■ **WHAT YOU HAVE TO DO**:
In the material below, find all lines with the string "this" and copy them.

>>>>>

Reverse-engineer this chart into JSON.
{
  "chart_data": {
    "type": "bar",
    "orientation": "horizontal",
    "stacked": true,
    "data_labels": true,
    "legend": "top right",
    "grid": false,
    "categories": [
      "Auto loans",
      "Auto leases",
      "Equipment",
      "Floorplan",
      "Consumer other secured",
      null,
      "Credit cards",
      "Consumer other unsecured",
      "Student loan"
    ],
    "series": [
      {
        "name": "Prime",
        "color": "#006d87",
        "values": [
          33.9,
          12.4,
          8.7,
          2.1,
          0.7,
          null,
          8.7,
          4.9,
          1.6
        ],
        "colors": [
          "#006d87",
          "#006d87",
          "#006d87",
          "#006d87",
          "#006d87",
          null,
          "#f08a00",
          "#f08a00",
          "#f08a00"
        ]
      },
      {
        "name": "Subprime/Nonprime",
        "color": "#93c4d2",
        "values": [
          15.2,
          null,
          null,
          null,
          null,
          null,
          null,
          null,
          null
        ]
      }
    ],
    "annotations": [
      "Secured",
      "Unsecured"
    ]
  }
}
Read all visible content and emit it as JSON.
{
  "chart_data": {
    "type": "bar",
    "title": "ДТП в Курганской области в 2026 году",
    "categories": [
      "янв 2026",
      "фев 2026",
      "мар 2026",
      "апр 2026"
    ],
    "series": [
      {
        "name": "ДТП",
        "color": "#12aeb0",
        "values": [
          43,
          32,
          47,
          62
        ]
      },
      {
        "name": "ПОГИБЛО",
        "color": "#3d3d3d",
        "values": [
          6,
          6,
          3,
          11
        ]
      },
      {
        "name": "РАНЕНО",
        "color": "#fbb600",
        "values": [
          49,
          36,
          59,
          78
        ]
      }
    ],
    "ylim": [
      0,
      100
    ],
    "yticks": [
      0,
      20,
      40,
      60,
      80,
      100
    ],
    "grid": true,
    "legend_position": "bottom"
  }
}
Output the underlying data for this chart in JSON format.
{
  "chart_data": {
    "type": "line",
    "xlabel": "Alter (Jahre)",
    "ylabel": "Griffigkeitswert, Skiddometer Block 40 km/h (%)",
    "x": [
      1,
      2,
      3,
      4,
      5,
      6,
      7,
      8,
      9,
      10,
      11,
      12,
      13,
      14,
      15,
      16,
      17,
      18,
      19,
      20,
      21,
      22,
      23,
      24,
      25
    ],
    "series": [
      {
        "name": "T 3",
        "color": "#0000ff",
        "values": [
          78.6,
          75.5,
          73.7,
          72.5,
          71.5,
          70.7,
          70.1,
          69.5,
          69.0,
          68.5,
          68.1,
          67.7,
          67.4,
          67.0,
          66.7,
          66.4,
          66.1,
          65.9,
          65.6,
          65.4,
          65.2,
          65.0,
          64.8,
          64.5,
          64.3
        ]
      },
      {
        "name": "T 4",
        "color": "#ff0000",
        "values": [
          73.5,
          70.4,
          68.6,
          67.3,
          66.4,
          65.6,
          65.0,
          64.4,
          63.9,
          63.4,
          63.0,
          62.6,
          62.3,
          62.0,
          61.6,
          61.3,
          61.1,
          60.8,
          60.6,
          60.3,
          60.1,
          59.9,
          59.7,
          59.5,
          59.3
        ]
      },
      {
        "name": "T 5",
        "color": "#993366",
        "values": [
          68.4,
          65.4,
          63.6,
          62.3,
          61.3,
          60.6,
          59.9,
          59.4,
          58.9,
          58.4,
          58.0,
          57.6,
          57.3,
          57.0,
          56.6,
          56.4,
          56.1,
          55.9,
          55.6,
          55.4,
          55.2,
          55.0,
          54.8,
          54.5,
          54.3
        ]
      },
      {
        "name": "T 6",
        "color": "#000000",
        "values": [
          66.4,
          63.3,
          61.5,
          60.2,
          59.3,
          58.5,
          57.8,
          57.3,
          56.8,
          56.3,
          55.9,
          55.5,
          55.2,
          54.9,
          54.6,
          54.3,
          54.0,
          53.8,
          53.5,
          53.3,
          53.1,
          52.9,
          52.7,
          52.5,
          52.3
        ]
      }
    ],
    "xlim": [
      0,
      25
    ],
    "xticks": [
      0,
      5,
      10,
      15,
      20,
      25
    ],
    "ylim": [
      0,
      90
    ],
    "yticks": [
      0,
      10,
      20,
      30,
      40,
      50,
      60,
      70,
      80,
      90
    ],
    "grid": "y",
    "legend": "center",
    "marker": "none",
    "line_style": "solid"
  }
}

<<<<<

■ **EXERCISE OUTPUT**:
Reverse-engineer this chart into JSON.
Output the underlying data for this chart in JSON format.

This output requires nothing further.